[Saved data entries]
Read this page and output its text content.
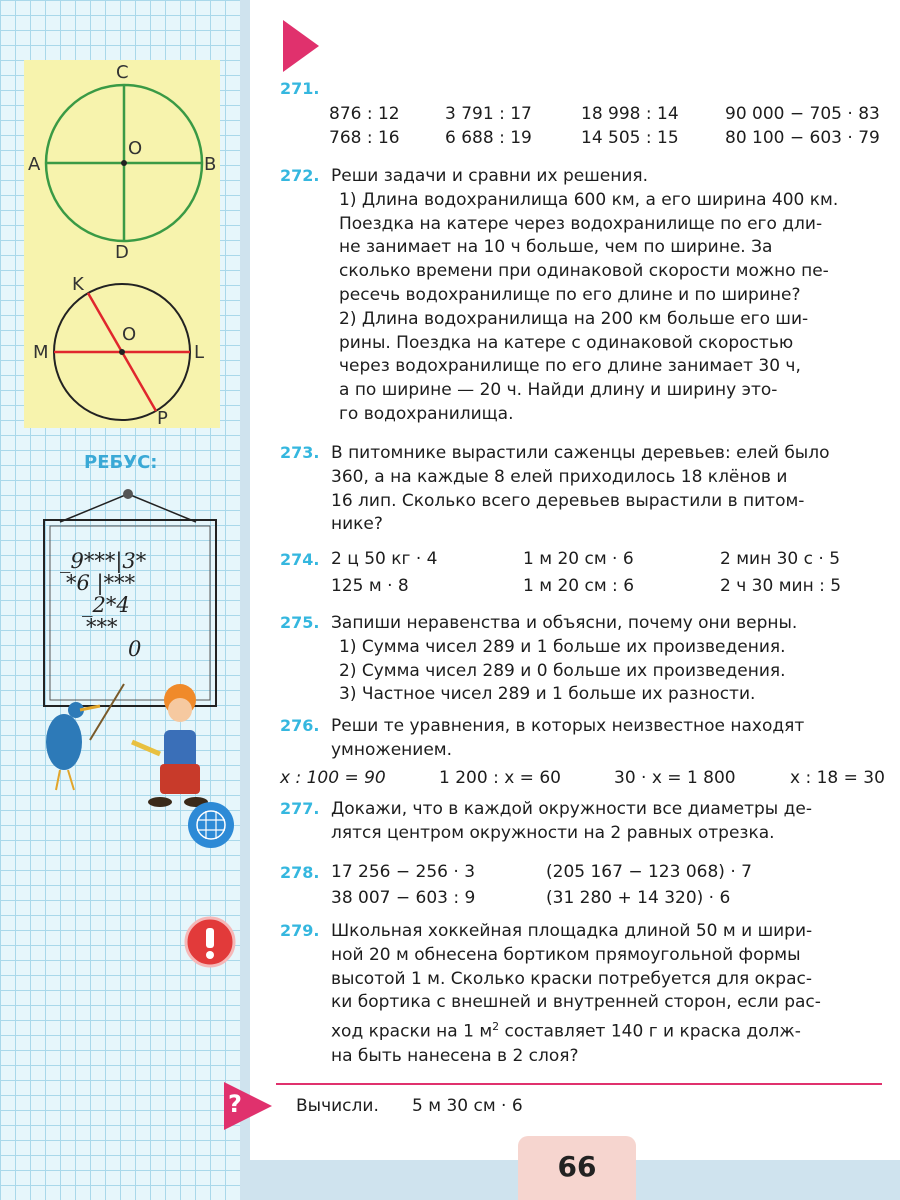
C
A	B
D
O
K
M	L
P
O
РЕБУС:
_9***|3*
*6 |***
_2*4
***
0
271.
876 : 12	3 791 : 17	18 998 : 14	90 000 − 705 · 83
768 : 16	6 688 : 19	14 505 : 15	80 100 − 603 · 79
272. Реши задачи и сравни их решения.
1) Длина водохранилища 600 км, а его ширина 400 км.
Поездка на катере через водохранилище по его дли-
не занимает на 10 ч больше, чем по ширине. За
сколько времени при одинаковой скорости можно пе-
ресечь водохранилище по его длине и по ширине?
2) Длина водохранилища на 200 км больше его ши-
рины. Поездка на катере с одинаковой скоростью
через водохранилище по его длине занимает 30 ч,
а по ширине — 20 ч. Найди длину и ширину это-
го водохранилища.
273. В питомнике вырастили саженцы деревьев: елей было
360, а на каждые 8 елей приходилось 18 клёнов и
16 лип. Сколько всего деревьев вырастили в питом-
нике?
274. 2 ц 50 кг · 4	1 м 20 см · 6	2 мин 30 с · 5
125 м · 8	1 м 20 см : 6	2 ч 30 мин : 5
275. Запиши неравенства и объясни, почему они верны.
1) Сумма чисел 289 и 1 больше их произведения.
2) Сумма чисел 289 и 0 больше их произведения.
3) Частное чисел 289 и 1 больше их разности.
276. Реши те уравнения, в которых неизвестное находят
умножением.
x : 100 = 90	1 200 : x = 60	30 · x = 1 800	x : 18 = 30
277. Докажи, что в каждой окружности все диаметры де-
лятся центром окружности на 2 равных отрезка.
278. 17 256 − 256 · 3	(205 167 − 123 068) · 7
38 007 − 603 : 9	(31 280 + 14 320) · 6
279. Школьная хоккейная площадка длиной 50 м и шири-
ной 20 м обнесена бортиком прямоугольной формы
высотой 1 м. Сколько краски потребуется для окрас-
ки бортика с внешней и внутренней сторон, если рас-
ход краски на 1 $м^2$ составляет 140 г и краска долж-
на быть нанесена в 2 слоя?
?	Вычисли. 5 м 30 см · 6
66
* * *
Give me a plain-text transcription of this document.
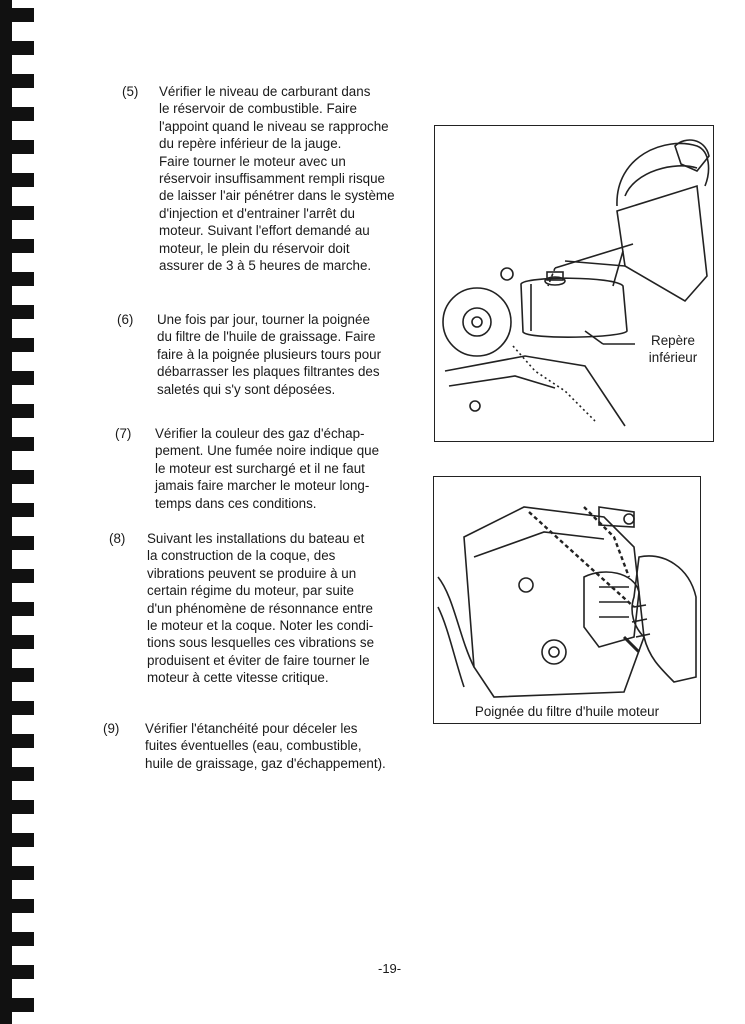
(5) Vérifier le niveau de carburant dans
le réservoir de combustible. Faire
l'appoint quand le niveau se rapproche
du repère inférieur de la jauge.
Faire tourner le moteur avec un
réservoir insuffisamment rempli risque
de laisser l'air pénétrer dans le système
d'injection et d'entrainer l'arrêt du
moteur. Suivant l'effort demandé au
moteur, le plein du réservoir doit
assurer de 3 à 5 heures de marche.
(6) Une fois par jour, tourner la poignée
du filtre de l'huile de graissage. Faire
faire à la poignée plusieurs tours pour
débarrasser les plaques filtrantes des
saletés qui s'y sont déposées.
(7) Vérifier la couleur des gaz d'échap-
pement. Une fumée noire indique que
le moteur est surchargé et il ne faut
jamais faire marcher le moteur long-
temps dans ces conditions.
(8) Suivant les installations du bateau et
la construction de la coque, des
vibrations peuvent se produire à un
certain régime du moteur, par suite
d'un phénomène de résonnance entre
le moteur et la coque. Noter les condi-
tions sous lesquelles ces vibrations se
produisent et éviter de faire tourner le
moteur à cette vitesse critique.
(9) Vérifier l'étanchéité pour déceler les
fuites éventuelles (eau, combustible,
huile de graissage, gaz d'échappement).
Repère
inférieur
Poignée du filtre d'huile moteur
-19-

EXERCISE BRIEF>
Of the lines in this material, state how many hold the string "через". Write no other words.

THE OUTPUT>
2